▼

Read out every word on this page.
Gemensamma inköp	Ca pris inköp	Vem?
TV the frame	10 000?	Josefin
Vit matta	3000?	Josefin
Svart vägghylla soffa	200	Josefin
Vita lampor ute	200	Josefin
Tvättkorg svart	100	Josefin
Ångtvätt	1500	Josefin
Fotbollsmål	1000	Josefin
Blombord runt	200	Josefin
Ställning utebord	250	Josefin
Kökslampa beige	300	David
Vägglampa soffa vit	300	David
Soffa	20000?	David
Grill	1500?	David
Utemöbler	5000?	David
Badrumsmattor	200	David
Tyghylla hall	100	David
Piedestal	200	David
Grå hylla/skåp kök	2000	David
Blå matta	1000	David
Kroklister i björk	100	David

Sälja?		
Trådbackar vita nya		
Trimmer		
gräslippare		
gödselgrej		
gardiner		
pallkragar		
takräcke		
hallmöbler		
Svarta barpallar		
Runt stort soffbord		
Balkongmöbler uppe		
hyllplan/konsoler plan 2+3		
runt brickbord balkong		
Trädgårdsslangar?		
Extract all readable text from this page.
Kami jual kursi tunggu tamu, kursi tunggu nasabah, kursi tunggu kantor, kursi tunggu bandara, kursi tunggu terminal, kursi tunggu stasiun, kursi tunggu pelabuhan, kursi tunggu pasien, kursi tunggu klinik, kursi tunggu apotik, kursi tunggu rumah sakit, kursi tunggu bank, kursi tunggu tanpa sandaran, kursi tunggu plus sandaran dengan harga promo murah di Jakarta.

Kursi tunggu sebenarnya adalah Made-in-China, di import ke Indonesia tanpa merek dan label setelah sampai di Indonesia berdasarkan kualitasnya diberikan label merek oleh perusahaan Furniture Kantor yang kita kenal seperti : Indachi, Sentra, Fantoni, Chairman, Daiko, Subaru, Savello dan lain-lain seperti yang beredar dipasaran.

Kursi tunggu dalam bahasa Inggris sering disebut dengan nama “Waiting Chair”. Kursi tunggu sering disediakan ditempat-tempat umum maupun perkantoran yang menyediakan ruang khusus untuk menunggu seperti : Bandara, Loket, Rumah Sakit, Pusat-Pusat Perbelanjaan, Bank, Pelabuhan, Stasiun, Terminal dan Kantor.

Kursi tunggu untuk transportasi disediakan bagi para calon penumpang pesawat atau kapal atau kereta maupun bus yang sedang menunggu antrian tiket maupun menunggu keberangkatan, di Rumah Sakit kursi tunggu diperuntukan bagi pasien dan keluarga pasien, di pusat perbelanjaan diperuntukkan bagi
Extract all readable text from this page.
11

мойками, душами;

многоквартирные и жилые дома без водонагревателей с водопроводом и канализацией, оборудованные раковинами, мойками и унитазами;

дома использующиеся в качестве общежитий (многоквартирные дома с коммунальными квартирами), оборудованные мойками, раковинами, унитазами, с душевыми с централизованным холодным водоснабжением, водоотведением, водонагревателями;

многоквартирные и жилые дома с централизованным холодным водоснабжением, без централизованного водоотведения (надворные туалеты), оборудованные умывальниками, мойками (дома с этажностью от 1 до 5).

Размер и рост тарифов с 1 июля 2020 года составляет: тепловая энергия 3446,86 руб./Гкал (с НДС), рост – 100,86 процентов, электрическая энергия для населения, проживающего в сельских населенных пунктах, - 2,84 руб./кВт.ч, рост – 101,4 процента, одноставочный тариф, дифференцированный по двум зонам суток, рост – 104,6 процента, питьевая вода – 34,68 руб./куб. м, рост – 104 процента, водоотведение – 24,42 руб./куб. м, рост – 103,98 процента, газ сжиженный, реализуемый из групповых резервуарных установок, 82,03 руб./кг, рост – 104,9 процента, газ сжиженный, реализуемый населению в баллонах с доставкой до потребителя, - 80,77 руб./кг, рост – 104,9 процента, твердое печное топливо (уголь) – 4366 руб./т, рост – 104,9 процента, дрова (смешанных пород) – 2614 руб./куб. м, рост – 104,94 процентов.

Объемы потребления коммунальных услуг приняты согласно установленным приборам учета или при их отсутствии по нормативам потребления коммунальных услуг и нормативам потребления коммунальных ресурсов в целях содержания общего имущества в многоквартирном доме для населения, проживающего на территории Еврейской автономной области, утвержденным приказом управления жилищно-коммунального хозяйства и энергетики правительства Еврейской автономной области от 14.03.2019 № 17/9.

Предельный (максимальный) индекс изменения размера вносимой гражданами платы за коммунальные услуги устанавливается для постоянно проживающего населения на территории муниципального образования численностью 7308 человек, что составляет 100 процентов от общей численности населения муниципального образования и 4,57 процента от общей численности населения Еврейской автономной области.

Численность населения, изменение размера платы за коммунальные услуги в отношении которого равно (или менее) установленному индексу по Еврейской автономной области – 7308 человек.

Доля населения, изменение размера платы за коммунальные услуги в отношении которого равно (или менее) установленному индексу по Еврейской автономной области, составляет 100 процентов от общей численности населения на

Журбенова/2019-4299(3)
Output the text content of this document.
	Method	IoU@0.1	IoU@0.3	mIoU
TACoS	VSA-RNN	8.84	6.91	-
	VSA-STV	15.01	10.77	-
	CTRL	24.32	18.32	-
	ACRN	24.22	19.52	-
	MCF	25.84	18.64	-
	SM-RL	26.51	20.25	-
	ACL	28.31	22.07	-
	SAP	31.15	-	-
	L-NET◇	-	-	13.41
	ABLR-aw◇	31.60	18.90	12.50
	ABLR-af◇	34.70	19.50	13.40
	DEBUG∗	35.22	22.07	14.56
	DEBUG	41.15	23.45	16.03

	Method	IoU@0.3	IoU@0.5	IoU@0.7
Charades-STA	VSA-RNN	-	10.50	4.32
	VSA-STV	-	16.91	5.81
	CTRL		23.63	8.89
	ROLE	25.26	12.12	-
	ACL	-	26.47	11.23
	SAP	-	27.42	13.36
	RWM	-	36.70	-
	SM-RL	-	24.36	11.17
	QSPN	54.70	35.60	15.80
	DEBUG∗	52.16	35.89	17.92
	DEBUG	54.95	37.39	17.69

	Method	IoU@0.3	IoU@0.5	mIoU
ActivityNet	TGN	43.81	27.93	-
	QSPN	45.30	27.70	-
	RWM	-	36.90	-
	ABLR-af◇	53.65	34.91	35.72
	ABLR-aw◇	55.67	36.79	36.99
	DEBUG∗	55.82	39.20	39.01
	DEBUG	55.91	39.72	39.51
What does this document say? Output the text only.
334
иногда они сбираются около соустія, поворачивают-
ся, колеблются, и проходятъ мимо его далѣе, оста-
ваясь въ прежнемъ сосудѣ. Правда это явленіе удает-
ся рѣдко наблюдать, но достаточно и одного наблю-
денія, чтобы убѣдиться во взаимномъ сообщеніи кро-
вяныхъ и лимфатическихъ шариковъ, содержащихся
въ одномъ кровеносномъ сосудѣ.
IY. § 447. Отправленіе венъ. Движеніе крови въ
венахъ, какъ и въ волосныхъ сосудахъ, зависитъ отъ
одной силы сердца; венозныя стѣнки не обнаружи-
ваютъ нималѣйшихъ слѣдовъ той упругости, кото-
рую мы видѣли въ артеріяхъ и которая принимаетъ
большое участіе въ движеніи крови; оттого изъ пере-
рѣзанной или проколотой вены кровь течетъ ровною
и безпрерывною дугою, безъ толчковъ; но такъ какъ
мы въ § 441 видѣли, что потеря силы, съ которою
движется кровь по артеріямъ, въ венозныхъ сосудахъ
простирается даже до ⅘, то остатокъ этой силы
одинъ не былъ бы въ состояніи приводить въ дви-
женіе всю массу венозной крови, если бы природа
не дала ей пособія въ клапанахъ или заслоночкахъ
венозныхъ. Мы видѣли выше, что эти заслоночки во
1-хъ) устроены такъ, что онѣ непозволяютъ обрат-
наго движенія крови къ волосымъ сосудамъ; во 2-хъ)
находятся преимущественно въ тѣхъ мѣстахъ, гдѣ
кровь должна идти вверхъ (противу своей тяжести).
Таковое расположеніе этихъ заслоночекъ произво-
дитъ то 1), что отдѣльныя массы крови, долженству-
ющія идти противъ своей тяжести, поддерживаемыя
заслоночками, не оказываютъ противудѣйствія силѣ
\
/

▲

- DIRECTIONS: For this exercise, gather every line of the data that contains the word "какъ".

- WRITTEN REPLY:
венахъ, какъ и въ волосныхъ сосудахъ, зависитъ отъ
и безпрерывною дугою, безъ толчковъ; но такъ какъ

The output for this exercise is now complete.